= Required work =
Filter the data for lines with the word "solid", then copy every line so identified.

* * *

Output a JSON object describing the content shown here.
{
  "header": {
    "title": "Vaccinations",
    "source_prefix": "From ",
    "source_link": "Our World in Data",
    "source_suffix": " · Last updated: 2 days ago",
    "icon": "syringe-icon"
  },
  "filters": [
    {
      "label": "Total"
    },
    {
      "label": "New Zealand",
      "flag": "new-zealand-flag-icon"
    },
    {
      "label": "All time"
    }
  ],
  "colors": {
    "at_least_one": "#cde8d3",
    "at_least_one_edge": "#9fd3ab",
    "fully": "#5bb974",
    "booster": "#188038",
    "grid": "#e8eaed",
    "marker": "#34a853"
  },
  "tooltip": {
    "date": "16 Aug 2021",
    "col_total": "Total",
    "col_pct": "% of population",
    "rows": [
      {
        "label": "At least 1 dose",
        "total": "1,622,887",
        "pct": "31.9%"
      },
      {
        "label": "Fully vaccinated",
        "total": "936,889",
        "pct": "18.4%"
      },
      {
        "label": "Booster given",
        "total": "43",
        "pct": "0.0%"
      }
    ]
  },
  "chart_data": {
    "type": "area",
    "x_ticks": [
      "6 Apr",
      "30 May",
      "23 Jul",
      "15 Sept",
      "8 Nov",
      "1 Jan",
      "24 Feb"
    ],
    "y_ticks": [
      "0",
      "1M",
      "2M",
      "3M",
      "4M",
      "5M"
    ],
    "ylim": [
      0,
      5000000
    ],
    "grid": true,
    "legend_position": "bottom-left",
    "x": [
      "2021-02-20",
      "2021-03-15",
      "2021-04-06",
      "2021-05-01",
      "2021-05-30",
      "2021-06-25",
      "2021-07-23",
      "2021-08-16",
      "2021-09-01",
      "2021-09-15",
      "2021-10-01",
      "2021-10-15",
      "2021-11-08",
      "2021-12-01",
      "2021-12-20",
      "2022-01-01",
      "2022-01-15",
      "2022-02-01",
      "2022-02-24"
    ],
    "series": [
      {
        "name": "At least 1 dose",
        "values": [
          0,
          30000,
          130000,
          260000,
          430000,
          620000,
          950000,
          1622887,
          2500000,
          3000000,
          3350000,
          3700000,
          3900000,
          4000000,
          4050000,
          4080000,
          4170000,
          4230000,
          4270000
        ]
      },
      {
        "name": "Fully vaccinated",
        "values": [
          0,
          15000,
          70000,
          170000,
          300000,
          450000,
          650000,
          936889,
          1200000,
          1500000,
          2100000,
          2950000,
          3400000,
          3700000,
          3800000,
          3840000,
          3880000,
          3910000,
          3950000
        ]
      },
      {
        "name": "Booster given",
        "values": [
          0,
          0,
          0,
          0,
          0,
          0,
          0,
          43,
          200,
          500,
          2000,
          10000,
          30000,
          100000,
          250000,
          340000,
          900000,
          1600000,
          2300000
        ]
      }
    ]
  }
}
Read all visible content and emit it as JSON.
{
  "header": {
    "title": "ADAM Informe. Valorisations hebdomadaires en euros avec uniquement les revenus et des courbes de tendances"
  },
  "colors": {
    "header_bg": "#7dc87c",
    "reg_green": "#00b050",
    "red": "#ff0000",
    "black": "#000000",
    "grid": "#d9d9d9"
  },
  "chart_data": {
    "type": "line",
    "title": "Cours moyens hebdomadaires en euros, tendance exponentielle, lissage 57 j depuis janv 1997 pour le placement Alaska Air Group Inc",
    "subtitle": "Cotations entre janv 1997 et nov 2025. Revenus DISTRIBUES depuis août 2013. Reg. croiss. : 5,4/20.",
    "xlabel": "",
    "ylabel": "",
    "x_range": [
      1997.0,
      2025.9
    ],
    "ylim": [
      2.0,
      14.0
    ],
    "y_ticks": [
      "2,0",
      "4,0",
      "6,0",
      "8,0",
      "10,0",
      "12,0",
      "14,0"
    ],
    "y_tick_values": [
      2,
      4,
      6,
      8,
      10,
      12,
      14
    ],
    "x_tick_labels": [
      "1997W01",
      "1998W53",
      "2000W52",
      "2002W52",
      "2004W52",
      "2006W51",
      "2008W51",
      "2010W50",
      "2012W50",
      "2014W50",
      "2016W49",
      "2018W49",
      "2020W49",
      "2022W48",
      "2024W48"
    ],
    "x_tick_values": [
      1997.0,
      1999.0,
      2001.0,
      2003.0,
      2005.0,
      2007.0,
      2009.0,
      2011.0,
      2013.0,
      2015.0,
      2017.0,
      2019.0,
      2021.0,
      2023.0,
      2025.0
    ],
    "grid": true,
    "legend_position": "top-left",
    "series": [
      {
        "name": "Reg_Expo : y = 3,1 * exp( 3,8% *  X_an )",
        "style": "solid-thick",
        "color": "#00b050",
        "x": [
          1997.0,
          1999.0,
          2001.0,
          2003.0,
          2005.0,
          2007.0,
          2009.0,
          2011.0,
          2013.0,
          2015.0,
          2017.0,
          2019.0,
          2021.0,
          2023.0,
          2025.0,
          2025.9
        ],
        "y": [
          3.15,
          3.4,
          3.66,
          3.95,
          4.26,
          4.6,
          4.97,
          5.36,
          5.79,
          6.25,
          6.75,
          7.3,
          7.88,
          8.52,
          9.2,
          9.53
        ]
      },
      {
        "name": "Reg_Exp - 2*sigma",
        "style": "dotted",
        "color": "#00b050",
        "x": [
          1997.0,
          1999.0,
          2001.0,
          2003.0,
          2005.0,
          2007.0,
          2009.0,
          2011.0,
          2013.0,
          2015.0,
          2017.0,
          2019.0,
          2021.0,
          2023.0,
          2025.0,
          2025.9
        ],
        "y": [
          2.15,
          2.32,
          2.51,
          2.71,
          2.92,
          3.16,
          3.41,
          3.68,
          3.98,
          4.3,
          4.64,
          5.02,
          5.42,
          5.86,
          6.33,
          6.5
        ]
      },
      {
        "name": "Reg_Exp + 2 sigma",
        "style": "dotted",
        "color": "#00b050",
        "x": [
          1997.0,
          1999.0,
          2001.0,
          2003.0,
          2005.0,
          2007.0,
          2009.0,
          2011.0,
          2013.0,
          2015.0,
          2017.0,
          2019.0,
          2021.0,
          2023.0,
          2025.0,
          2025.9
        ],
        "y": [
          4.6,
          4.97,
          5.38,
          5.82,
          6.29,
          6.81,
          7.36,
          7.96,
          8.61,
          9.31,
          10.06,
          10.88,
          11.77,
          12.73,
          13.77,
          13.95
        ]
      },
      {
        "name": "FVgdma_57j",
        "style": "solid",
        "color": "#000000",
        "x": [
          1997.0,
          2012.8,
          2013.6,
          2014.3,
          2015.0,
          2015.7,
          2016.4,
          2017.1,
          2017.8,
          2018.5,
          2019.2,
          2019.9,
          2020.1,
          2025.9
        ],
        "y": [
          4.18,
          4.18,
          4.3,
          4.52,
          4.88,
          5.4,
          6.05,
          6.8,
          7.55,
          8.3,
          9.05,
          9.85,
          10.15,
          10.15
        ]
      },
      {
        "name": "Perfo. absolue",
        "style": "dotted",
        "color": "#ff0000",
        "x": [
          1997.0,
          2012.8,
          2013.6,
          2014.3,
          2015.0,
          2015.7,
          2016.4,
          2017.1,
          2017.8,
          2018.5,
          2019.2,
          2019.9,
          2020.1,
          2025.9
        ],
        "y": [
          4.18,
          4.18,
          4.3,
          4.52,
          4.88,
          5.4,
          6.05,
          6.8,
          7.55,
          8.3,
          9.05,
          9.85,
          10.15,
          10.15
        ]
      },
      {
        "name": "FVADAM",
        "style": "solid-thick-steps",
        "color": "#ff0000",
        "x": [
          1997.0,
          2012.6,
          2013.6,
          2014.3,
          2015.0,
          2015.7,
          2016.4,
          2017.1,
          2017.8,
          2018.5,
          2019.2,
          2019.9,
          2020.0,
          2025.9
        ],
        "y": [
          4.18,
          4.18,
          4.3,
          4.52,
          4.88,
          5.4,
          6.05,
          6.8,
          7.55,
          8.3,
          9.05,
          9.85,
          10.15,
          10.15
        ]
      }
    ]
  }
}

* * *

= Exercise response =
        "style": "solid-thick",
        "style": "solid",
        "style": "solid-thick-steps",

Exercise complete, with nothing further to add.